Reproduce verbatim the stretch of the listing from the line containing "x-tick-label: 3 (284, 268, 295, 287)" through the line containing "bar-hour-1 (207, 741, 219, 797)", both lines included.

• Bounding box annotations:
>> begin
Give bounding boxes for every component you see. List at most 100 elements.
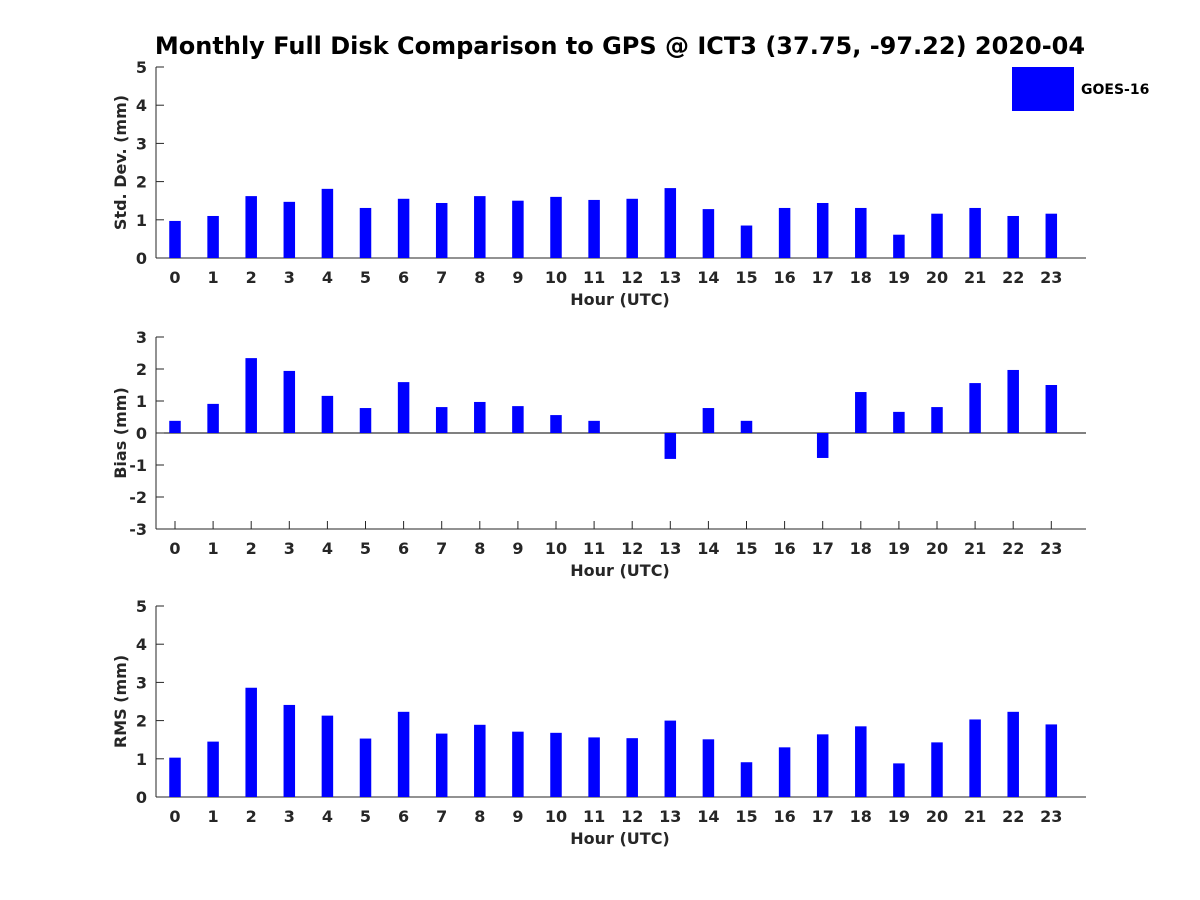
x-tick-label: 3 (284, 268, 295, 287)
x-tick-label: 16 (773, 268, 795, 287)
x-tick-label: 22 (1002, 539, 1024, 558)
y-tick-label: 3 (136, 328, 147, 347)
bar-hour-8 (474, 196, 486, 258)
y-tick-label: 4 (136, 635, 147, 654)
y-tick-label: 3 (136, 673, 147, 692)
x-tick-label: 17 (812, 539, 834, 558)
bar-hour-17 (816, 734, 829, 797)
x-tick-label: 11 (583, 268, 605, 287)
bar-hour-19 (893, 234, 905, 258)
bar-hour-16 (778, 207, 791, 258)
x-tick-label: 6 (398, 807, 409, 826)
x-tick-label: 17 (812, 268, 834, 287)
y-tick-label: 1 (136, 750, 147, 769)
x-tick-label: 11 (583, 807, 605, 826)
legend: GOES-16 (1012, 67, 1149, 111)
bar-hour-7 (435, 407, 448, 433)
bar-hour-18 (855, 207, 867, 258)
y-axis-label: RMS (mm) (111, 655, 130, 748)
x-tick-label: 5 (360, 539, 371, 558)
bar-hour-12 (626, 738, 638, 797)
x-tick-label: 21 (964, 807, 986, 826)
x-tick-label: 1 (208, 807, 219, 826)
x-tick-label: 7 (436, 539, 447, 558)
y-tick-label: -3 (129, 520, 147, 539)
bar-hour-10 (550, 196, 562, 258)
bar-hour-1 (207, 741, 219, 797)
x-tick-label: 15 (735, 807, 757, 826)
bar-hour-6 (397, 382, 410, 433)
bar-hour-14 (702, 739, 715, 797)
bar-hour-15 (740, 225, 753, 258)
bar-hour-22 (1007, 711, 1019, 797)
x-tick-label: 23 (1040, 807, 1062, 826)
x-tick-label: 10 (545, 807, 567, 826)
bar-hour-15 (740, 762, 753, 797)
x-tick-label: 14 (697, 268, 719, 287)
x-tick-label: 13 (659, 268, 681, 287)
y-tick-label: 5 (136, 58, 147, 77)
x-tick-label: 20 (926, 268, 948, 287)
x-tick-label: 20 (926, 807, 948, 826)
x-tick-label: 21 (964, 539, 986, 558)
bar-hour-3 (283, 370, 296, 433)
bar-hour-6 (397, 198, 410, 258)
chart-title: Monthly Full Disk Comparison to GPS @ IC… (155, 32, 1085, 60)
bar-hour-2 (245, 358, 257, 433)
bar-hour-5 (359, 207, 372, 258)
bar-hour-12 (626, 198, 638, 258)
x-tick-label: 8 (474, 807, 485, 826)
x-tick-label: 12 (621, 268, 643, 287)
bar-hour-1 (207, 215, 219, 258)
x-tick-label: 1 (208, 539, 219, 558)
x-tick-label: 10 (545, 268, 567, 287)
y-tick-label: 2 (136, 173, 147, 192)
bar-hour-17 (816, 202, 829, 258)
bar-hour-19 (893, 411, 905, 433)
x-tick-label: 15 (735, 539, 757, 558)
bar-hour-8 (474, 401, 486, 433)
bar-hour-18 (855, 392, 867, 433)
x-tick-label: 5 (360, 807, 371, 826)
bar-hour-5 (359, 738, 372, 797)
x-tick-label: 4 (322, 539, 333, 558)
bar-hour-11 (588, 420, 600, 433)
bar-hour-23 (1045, 213, 1058, 258)
bar-hour-20 (931, 213, 943, 258)
x-tick-label: 20 (926, 539, 948, 558)
bar-hour-5 (359, 408, 372, 433)
x-tick-label: 18 (850, 539, 872, 558)
x-tick-label: 22 (1002, 268, 1024, 287)
bar-hour-11 (588, 737, 600, 797)
x-tick-label: 19 (888, 268, 910, 287)
bar-hour-0 (169, 420, 181, 433)
bar-hour-7 (435, 202, 448, 258)
y-axis-label: Std. Dev. (mm) (111, 95, 130, 230)
bar-hour-18 (855, 726, 867, 797)
bar-hour-23 (1045, 724, 1058, 797)
x-tick-label: 12 (621, 539, 643, 558)
bar-hour-14 (702, 209, 715, 258)
x-tick-label: 3 (284, 807, 295, 826)
bar-hour-3 (283, 201, 296, 258)
x-tick-label: 17 (812, 807, 834, 826)
bar-hour-23 (1045, 385, 1058, 433)
y-tick-label: 3 (136, 134, 147, 153)
bar-hour-21 (969, 719, 981, 797)
bar-hour-4 (321, 715, 334, 797)
x-tick-label: 2 (246, 539, 257, 558)
x-tick-label: 3 (284, 539, 295, 558)
bar-hour-2 (245, 687, 257, 797)
bar-hour-19 (893, 763, 905, 797)
bar-hour-11 (588, 199, 600, 258)
bar-hour-9 (512, 200, 524, 258)
x-tick-label: 1 (208, 268, 219, 287)
bar-hour-21 (969, 383, 981, 433)
y-tick-label: 2 (136, 360, 147, 379)
x-tick-label: 8 (474, 539, 485, 558)
x-tick-label: 6 (398, 539, 409, 558)
x-tick-label: 8 (474, 268, 485, 287)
>> end
• FINAL ANSWER:
x-tick-label: 3 (284, 268, 295, 287)
x-tick-label: 16 (773, 268, 795, 287)
x-tick-label: 22 (1002, 539, 1024, 558)
y-tick-label: 3 (136, 328, 147, 347)
bar-hour-8 (474, 196, 486, 258)
y-tick-label: 4 (136, 635, 147, 654)
y-tick-label: 3 (136, 673, 147, 692)
x-tick-label: 17 (812, 539, 834, 558)
bar-hour-17 (816, 734, 829, 797)
x-tick-label: 11 (583, 268, 605, 287)
bar-hour-19 (893, 234, 905, 258)
bar-hour-16 (778, 207, 791, 258)
x-tick-label: 6 (398, 807, 409, 826)
x-tick-label: 17 (812, 268, 834, 287)
y-tick-label: 1 (136, 750, 147, 769)
x-tick-label: 11 (583, 807, 605, 826)
legend: GOES-16 (1012, 67, 1149, 111)
bar-hour-7 (435, 407, 448, 433)
bar-hour-18 (855, 207, 867, 258)
y-axis-label: RMS (mm) (111, 655, 130, 748)
x-tick-label: 5 (360, 539, 371, 558)
bar-hour-12 (626, 738, 638, 797)
x-tick-label: 21 (964, 807, 986, 826)
x-tick-label: 1 (208, 807, 219, 826)
x-tick-label: 7 (436, 539, 447, 558)
y-tick-label: -3 (129, 520, 147, 539)
bar-hour-10 (550, 196, 562, 258)
bar-hour-1 (207, 741, 219, 797)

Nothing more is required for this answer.